STATED TASK |
Provide an exact transcription of all the records.
┄┄┄┄┄┄
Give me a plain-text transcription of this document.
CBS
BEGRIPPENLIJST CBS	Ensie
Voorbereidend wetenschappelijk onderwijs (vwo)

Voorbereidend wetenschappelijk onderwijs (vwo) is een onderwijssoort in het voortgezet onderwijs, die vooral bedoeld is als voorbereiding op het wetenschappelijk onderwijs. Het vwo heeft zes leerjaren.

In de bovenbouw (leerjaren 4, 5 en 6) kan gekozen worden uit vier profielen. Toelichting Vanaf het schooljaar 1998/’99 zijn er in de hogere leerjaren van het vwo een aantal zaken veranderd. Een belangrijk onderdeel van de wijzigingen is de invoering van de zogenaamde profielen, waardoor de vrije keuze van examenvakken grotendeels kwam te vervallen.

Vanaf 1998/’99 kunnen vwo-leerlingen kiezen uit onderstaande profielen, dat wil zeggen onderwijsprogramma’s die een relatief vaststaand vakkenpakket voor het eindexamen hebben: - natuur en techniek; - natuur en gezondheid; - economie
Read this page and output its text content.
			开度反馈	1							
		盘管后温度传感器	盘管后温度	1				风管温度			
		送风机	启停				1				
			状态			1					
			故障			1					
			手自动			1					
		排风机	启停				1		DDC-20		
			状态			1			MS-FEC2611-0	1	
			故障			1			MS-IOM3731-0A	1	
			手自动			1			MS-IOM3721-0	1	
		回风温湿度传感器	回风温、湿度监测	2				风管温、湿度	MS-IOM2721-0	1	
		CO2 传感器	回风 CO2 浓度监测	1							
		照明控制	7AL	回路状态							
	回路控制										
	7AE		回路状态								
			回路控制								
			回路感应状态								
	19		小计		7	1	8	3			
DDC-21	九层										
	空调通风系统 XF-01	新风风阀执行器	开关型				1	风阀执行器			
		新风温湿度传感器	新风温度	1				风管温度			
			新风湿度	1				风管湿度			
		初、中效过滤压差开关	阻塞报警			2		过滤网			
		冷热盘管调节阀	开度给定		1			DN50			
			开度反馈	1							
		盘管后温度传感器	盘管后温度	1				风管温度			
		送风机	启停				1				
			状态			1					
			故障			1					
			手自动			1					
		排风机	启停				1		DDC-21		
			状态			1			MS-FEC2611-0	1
┄┄┄┄┄┄
EXPECTED OUTPUT |
Give me a plain-text transcription of this document.
CBS
BEGRIPPENLIJST CBS	Ensie
Voorbereidend wetenschappelijk onderwijs (vwo)

Voorbereidend wetenschappelijk onderwijs (vwo) is een onderwijssoort in het voortgezet onderwijs, die vooral bedoeld is als voorbereiding op het wetenschappelijk onderwijs. Het vwo heeft zes leerjaren.

In de bovenbouw (leerjaren 4, 5 en 6) kan gekozen worden uit vier profielen. Toelichting Vanaf het schooljaar 1998/’99 zijn er in de hogere leerjaren van het vwo een aantal zaken veranderd. Een belangrijk onderdeel van de wijzigingen is de invoering van de zogenaamde profielen, waardoor de vrije keuze van examenvakken grotendeels kwam te vervallen.

Vanaf 1998/’99 kunnen vwo-leerlingen kiezen uit onderstaande profielen, dat wil zeggen onderwijsprogramma’s die een relatief vaststaand vakkenpakket voor het eindexamen hebben: - natuur en techniek; - natuur en gezondheid; - economie
Read this page and output its text content.
			开度反馈	1							
		盘管后温度传感器	盘管后温度	1				风管温度			
		送风机	启停				1				
			状态			1					
			故障			1					
			手自动			1					
		排风机	启停				1		DDC-20		
			状态			1			MS-FEC2611-0	1	
			故障			1			MS-IOM3731-0A	1	
			手自动			1			MS-IOM3721-0	1	
		回风温湿度传感器	回风温、湿度监测	2				风管温、湿度	MS-IOM2721-0	1	
		CO2 传感器	回风 CO2 浓度监测	1							
		照明控制	7AL	回路状态							
	回路控制										
	7AE		回路状态								
			回路控制								
			回路感应状态								
	19		小计		7	1	8	3			
DDC-21	九层										
	空调通风系统 XF-01	新风风阀执行器	开关型				1	风阀执行器			
		新风温湿度传感器	新风温度	1				风管温度			
			新风湿度	1				风管湿度			
		初、中效过滤压差开关	阻塞报警			2		过滤网			
		冷热盘管调节阀	开度给定		1			DN50			
			开度反馈	1							
		盘管后温度传感器	盘管后温度	1				风管温度			
		送风机	启停				1				
			状态			1					
			故障			1					
			手自动			1					
		排风机	启停				1		DDC-21		
			状态			1			MS-FEC2611-0	1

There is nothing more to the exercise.